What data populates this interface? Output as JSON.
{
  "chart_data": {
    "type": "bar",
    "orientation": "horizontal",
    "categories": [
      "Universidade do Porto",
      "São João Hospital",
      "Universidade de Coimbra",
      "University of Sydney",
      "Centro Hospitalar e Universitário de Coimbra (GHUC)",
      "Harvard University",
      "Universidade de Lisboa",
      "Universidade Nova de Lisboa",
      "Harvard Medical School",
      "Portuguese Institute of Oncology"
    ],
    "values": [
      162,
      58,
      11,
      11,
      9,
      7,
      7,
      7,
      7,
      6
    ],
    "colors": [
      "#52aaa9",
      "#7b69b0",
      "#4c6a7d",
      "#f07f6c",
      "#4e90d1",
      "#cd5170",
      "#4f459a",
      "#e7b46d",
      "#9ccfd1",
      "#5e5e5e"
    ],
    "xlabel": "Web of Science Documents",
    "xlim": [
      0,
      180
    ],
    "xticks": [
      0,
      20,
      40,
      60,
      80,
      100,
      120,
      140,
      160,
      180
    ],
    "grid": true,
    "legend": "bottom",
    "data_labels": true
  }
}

◇ ◇ ◇ ◇

**EXERCISE REQUIREMENTS:** Make a verbatim copy of every entry shown above.

**RESPONSE TO THE TASK:**
What data populates this interface? Output as JSON.
{
  "chart_data": {
    "type": "bar",
    "orientation": "horizontal",
    "categories": [
      "Universidade do Porto",
      "São João Hospital",
      "Universidade de Coimbra",
      "University of Sydney",
      "Centro Hospitalar e Universitário de Coimbra (GHUC)",
      "Harvard University",
      "Universidade de Lisboa",
      "Universidade Nova de Lisboa",
      "Harvard Medical School",
      "Portuguese Institute of Oncology"
    ],
    "values": [
      162,
      58,
      11,
      11,
      9,
      7,
      7,
      7,
      7,
      6
    ],
    "colors": [
      "#52aaa9",
      "#7b69b0",
      "#4c6a7d",
      "#f07f6c",
      "#4e90d1",
      "#cd5170",
      "#4f459a",
      "#e7b46d",
      "#9ccfd1",
      "#5e5e5e"
    ],
    "xlabel": "Web of Science Documents",
    "xlim": [
      0,
      180
    ],
    "xticks": [
      0,
      20,
      40,
      60,
      80,
      100,
      120,
      140,
      160,
      180
    ],
    "grid": true,
    "legend": "bottom",
    "data_labels": true
  }
}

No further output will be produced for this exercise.